● REQUIREMENTS: Work out how many lines of the records contain "JSON". Answer with the number and nothing else.

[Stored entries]

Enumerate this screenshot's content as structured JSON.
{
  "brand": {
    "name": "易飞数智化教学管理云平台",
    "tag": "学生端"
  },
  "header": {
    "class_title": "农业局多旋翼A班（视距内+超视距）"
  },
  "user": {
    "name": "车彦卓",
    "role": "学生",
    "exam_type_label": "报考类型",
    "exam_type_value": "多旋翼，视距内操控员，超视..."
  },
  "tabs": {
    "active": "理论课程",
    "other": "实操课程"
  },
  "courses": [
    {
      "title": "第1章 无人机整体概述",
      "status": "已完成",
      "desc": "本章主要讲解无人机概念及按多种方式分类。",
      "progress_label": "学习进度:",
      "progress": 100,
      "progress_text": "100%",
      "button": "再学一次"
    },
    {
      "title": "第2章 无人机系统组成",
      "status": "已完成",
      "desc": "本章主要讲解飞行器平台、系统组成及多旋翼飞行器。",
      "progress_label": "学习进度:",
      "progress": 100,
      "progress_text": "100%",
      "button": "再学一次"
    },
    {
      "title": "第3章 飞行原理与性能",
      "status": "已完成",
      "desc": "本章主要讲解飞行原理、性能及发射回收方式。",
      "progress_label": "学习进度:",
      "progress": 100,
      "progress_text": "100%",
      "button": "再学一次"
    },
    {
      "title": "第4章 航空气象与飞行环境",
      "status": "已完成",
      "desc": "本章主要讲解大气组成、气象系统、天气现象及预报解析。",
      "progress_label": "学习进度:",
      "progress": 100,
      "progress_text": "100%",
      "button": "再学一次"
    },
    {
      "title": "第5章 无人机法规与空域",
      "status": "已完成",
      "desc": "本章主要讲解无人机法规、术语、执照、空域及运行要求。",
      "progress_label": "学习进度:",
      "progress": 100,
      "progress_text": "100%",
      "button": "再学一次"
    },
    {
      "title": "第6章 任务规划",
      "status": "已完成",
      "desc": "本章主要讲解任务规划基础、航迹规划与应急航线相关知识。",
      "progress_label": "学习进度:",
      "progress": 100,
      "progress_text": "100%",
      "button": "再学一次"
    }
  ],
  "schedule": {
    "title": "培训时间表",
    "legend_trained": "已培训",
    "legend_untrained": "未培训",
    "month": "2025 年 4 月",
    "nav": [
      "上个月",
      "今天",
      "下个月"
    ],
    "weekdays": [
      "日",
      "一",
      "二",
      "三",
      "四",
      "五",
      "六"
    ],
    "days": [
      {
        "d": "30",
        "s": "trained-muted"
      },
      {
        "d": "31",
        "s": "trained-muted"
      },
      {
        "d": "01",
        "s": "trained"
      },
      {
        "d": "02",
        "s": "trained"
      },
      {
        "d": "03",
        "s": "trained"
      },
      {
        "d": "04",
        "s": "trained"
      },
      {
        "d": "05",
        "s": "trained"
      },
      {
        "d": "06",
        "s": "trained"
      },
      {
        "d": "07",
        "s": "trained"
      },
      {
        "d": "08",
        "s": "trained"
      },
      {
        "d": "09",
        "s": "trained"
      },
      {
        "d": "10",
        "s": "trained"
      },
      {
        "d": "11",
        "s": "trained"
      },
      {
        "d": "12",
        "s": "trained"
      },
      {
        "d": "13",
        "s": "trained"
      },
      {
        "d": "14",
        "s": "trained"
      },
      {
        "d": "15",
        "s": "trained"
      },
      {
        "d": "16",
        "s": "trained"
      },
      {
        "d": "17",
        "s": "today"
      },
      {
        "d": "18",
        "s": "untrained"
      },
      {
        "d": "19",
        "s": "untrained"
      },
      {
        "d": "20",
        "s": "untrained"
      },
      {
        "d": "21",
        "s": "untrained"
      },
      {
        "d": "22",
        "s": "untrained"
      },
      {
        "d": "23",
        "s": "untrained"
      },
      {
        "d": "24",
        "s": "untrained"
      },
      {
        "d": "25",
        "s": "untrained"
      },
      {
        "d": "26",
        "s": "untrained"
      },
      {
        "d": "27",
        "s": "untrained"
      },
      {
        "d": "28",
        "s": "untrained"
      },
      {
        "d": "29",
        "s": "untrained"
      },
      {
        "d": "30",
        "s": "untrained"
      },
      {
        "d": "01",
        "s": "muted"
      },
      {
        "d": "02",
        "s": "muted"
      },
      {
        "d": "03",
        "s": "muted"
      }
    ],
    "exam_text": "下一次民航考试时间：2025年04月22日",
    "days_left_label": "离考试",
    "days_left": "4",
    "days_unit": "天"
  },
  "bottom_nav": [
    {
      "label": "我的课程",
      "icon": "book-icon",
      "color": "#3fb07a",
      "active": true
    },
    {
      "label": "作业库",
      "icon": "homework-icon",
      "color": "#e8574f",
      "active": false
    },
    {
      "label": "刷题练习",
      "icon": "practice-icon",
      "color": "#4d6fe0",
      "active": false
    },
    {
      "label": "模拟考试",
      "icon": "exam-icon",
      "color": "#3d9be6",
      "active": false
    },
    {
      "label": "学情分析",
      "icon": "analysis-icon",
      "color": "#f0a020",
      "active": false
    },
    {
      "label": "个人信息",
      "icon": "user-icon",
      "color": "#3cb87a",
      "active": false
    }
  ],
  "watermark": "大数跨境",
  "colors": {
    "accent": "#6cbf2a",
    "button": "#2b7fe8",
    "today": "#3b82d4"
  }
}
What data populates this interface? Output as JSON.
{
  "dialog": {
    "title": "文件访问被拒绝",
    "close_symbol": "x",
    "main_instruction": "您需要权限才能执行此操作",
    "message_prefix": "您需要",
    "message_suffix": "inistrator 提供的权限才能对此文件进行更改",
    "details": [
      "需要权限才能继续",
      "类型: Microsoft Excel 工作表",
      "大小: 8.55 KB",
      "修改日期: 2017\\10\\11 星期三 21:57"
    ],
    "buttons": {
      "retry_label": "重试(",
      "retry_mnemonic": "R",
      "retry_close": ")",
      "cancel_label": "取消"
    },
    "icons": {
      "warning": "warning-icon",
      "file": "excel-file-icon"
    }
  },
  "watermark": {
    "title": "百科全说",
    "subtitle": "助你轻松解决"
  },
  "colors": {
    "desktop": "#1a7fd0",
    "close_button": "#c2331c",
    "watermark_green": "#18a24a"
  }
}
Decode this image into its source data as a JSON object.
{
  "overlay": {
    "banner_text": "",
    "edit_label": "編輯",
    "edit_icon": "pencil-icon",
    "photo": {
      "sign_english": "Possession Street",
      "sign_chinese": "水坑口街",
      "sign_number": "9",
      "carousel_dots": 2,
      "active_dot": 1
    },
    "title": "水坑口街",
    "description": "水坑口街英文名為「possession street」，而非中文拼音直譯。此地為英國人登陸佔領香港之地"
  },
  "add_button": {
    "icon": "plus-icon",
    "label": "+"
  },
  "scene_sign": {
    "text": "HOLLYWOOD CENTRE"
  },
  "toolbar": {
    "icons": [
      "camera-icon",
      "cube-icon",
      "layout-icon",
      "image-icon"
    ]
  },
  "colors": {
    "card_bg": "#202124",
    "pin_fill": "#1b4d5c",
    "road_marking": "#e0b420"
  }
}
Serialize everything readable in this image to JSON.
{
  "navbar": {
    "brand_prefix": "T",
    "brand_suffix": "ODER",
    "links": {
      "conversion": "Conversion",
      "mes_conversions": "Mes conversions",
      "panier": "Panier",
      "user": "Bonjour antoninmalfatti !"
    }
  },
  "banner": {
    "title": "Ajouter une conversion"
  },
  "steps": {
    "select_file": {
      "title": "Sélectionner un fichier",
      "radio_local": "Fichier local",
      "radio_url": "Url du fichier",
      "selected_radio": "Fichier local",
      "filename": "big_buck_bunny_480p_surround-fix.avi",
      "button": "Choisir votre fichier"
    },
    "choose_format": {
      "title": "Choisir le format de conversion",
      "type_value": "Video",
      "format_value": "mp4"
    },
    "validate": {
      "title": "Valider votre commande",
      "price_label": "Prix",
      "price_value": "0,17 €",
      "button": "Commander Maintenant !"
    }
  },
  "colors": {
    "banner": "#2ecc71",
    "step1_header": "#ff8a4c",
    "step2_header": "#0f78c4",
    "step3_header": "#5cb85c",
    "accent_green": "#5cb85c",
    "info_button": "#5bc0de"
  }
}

● RIGHT ANSWER: 4